◆ **Problem to solve**
Every line holding the string "from" should be gathered.

----------

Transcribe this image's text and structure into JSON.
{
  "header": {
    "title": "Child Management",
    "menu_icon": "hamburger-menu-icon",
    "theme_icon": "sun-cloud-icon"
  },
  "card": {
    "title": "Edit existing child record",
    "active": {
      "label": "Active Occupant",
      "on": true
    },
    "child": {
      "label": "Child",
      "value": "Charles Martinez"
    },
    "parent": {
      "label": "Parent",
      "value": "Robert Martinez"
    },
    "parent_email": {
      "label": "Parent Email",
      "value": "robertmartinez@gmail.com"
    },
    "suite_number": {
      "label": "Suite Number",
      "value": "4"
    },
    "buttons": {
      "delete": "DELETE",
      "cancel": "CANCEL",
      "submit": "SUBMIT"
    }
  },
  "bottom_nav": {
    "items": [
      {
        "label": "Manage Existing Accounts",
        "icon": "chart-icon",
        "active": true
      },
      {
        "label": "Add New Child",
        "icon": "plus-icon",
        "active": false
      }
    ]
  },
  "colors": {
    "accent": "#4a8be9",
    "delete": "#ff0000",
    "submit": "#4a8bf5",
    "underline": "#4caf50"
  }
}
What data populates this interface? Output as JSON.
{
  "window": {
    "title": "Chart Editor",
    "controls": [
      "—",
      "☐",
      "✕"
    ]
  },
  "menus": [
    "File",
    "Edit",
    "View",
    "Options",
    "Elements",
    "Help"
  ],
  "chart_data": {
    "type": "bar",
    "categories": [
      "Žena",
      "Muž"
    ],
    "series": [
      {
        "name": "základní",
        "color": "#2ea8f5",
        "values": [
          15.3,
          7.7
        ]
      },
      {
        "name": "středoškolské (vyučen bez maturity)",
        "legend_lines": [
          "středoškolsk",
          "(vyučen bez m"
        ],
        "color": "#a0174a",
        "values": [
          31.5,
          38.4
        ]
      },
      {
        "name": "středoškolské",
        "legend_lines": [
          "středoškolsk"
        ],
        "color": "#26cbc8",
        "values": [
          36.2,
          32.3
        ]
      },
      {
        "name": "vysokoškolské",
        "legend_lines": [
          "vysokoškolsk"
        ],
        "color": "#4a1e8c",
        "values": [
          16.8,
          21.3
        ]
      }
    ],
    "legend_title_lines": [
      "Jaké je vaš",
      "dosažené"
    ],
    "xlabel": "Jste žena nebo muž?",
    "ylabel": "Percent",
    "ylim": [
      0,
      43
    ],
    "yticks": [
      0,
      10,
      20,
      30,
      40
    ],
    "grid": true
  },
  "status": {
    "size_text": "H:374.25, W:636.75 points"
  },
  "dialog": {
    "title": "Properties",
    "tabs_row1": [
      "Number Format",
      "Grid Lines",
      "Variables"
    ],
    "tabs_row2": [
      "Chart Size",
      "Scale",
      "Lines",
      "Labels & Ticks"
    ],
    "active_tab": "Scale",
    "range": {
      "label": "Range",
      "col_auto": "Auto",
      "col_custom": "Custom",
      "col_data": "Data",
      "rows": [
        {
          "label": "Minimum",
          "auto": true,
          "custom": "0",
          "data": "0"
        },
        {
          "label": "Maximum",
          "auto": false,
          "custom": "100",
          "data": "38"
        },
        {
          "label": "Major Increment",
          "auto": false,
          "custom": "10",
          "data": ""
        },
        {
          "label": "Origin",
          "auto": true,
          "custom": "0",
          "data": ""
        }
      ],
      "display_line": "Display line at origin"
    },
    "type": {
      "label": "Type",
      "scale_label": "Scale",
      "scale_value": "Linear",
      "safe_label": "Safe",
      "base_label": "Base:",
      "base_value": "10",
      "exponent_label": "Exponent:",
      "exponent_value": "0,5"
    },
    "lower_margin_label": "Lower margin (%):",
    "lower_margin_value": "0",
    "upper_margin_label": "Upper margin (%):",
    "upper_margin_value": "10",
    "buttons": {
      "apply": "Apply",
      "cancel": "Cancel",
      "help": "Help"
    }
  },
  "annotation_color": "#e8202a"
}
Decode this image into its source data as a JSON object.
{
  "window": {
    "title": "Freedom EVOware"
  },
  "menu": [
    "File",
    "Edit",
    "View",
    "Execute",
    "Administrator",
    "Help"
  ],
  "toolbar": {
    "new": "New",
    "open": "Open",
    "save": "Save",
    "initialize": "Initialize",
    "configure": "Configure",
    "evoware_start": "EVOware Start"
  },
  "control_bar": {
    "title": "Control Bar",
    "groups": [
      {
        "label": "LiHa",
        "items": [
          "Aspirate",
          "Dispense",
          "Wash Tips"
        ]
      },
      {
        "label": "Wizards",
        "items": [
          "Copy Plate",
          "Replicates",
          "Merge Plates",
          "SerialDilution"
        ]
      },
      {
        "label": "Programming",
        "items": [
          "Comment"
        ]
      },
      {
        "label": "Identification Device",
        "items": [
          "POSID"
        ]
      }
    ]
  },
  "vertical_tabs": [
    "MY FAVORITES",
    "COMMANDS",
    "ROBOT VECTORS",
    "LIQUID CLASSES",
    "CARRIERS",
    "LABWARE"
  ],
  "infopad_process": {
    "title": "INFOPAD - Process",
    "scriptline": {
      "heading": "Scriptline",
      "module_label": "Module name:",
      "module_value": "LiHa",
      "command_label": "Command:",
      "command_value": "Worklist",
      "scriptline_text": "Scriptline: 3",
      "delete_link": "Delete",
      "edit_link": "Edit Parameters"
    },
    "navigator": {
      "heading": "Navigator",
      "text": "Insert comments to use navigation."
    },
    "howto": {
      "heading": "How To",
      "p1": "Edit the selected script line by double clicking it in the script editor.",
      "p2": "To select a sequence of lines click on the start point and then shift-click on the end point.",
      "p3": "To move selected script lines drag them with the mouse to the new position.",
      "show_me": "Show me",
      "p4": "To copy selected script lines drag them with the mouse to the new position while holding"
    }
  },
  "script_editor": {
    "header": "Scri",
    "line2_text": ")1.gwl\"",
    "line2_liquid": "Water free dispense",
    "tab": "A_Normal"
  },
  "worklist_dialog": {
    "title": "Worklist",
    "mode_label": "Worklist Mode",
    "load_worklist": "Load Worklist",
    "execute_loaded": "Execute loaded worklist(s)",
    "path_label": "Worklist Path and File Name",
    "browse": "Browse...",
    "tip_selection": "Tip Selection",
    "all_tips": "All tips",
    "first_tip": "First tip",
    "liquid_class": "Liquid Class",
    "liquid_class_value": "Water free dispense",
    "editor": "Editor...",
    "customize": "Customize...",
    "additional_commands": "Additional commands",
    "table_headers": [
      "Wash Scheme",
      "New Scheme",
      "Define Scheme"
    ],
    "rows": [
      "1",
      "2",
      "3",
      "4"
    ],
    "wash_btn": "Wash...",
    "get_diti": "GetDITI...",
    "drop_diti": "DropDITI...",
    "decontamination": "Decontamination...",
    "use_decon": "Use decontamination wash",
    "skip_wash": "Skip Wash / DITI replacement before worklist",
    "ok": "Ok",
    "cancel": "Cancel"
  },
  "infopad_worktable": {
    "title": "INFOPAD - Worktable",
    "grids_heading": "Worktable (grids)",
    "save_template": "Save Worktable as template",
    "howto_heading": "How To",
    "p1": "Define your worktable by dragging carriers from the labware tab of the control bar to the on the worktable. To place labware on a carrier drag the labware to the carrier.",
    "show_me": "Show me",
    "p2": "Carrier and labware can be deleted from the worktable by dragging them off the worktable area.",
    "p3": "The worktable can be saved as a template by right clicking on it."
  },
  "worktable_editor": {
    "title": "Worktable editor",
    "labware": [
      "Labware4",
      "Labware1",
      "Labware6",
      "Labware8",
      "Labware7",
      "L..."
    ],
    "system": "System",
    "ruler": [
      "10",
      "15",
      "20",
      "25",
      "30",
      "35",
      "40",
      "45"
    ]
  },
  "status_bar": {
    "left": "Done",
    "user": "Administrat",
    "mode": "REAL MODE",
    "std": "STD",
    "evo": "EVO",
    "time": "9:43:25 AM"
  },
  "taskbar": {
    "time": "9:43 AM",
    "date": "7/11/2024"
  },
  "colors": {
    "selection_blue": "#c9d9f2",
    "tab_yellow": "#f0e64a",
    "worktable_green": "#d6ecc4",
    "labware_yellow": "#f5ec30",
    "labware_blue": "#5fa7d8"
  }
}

----------

◆ **Answer to this problem**
    "p1": "Define your worktable by dragging carriers from the labware tab of the control bar to the on the worktable. To place labware on a carrier drag the labware to the carrier.",
    "p2": "Carrier and labware can be deleted from the worktable by dragging them off the worktable area.",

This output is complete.